- [Exercise]: Pick out and copy every line below that has the word "JSON".

::::::::::

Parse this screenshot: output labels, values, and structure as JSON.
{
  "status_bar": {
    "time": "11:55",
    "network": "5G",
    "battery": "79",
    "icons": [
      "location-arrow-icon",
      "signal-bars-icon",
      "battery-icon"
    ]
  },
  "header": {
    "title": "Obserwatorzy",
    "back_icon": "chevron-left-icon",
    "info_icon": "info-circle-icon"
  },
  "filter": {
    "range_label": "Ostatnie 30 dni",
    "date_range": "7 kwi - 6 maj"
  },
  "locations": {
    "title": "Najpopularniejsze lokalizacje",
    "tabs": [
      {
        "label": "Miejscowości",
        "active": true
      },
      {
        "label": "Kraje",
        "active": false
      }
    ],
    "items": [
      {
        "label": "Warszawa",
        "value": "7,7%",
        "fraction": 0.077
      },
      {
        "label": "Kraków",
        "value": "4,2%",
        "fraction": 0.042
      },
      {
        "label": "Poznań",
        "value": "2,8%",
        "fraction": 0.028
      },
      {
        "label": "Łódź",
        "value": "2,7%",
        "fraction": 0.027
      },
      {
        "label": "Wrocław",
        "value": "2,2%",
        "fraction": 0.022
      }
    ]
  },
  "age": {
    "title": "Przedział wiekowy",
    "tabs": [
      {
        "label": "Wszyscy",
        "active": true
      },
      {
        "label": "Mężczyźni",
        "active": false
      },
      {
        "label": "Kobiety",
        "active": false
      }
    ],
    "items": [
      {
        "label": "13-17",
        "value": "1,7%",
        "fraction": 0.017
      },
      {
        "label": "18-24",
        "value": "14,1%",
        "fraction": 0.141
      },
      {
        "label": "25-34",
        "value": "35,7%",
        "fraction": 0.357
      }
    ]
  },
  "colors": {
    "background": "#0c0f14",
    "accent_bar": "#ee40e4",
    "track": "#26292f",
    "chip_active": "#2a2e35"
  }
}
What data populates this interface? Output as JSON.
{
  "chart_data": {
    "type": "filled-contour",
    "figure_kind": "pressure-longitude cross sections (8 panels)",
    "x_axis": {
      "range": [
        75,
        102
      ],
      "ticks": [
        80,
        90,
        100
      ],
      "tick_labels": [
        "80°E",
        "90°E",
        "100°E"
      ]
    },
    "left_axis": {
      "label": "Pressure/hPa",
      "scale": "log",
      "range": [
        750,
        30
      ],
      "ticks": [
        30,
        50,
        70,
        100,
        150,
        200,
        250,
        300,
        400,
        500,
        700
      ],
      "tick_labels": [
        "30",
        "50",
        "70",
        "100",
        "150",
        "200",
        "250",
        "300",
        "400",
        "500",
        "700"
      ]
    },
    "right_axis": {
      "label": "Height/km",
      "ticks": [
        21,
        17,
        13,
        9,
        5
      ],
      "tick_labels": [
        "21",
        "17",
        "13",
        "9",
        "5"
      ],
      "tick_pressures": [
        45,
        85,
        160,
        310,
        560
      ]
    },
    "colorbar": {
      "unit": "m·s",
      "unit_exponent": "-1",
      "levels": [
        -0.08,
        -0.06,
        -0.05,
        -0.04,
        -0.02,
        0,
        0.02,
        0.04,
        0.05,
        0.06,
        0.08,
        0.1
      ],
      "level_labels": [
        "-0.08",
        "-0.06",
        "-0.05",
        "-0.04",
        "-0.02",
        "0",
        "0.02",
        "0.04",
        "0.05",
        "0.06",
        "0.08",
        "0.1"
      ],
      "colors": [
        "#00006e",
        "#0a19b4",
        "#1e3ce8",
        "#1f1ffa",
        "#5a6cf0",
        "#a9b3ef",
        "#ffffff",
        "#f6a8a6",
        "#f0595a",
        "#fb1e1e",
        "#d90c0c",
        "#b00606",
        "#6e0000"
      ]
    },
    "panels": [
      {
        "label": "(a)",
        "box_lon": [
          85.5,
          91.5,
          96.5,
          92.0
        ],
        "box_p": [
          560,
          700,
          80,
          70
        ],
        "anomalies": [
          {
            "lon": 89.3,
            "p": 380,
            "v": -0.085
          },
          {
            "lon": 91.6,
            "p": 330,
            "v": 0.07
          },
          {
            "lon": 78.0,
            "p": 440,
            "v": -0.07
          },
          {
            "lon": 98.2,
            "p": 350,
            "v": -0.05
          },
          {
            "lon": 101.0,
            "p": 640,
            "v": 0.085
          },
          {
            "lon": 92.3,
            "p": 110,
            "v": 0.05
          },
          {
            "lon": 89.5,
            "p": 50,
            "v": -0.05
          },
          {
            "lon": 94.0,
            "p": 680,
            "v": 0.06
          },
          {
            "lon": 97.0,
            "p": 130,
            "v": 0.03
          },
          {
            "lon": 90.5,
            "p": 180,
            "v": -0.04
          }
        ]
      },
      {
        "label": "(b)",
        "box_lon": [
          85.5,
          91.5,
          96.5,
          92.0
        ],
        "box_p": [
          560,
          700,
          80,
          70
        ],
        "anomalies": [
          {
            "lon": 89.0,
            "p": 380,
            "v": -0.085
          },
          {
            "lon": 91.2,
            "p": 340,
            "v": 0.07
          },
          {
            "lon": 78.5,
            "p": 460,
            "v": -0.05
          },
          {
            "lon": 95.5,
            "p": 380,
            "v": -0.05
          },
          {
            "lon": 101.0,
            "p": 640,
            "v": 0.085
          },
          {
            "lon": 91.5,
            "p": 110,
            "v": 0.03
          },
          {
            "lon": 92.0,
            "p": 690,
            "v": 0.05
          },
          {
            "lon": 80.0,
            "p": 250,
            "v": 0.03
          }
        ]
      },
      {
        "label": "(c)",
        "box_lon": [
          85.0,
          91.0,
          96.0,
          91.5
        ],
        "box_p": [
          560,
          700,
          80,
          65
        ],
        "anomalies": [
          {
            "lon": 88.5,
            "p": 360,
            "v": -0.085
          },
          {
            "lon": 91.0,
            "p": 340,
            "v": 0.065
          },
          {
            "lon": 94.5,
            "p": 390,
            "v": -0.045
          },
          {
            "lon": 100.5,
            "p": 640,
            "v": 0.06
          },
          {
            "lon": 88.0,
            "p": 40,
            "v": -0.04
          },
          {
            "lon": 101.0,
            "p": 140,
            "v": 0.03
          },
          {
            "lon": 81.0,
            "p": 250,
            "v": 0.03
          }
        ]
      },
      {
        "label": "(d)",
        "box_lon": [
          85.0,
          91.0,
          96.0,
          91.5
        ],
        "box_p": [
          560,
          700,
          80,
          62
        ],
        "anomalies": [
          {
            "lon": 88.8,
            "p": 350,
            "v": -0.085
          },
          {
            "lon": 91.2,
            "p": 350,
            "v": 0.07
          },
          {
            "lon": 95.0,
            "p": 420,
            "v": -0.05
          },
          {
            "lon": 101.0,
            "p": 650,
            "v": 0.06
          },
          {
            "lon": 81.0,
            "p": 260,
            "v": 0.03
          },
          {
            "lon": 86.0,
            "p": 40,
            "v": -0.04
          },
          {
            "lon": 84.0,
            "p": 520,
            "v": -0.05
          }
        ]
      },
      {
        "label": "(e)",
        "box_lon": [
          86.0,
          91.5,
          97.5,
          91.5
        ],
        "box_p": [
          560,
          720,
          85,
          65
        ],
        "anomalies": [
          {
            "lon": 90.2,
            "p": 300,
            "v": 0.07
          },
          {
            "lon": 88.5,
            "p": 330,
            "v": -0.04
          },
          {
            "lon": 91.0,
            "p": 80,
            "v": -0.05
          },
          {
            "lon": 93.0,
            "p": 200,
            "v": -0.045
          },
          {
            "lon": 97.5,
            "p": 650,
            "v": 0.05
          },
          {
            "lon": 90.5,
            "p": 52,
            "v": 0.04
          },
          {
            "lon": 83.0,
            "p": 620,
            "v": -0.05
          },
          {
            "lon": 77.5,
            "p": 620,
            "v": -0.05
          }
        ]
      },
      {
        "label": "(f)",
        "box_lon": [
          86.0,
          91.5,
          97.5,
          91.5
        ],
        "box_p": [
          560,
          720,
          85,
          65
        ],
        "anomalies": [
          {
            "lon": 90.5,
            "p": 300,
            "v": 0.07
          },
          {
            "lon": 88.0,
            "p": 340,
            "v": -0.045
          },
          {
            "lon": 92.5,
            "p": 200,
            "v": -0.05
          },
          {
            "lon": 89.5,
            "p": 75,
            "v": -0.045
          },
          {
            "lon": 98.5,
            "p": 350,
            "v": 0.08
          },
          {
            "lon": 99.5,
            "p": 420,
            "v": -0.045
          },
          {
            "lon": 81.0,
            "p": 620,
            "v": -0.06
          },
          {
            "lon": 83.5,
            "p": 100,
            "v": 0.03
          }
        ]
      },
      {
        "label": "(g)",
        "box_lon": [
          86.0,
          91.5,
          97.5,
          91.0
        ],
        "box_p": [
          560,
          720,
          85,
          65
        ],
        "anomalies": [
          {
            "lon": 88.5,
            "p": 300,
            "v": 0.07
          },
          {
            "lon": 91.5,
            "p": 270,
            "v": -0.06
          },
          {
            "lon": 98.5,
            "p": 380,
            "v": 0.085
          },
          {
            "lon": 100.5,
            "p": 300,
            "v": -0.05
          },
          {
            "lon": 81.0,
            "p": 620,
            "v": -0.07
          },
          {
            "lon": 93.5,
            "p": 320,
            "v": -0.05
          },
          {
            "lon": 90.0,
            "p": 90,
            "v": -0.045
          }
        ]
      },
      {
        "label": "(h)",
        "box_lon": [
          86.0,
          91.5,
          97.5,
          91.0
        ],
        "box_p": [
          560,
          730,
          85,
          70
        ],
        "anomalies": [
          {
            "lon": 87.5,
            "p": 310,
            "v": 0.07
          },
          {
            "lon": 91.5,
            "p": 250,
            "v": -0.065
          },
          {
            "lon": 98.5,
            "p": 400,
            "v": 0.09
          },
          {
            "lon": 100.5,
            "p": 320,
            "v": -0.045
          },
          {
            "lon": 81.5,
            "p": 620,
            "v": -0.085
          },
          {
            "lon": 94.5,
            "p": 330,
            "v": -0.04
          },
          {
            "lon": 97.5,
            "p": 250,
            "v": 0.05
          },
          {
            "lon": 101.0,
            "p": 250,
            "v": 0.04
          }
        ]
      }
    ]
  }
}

::::::::::

- [The response]:
Parse this screenshot: output labels, values, and structure as JSON.
What data populates this interface? Output as JSON.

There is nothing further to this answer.